**What is needed**
Print each of the entries exactly, leaving nothing out.

**Rows**
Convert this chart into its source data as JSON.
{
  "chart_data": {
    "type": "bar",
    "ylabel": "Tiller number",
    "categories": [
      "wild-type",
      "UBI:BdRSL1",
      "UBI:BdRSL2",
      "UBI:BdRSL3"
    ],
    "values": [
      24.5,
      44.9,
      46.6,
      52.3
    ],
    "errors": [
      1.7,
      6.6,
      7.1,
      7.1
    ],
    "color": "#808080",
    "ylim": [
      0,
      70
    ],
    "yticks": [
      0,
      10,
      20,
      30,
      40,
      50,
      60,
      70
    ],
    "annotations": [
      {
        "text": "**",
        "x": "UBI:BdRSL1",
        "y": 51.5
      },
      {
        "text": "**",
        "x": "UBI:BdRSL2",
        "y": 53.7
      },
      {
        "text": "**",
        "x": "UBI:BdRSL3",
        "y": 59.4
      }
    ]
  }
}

**Response to the task**
Convert this chart into its source data as JSON.
{
  "chart_data": {
    "type": "bar",
    "ylabel": "Tiller number",
    "categories": [
      "wild-type",
      "UBI:BdRSL1",
      "UBI:BdRSL2",
      "UBI:BdRSL3"
    ],
    "values": [
      24.5,
      44.9,
      46.6,
      52.3
    ],
    "errors": [
      1.7,
      6.6,
      7.1,
      7.1
    ],
    "color": "#808080",
    "ylim": [
      0,
      70
    ],
    "yticks": [
      0,
      10,
      20,
      30,
      40,
      50,
      60,
      70
    ],
    "annotations": [
      {
        "text": "**",
        "x": "UBI:BdRSL1",
        "y": 51.5
      },
      {
        "text": "**",
        "x": "UBI:BdRSL2",
        "y": 53.7
      },
      {
        "text": "**",
        "x": "UBI:BdRSL3",
        "y": 59.4
      }
    ]
  }
}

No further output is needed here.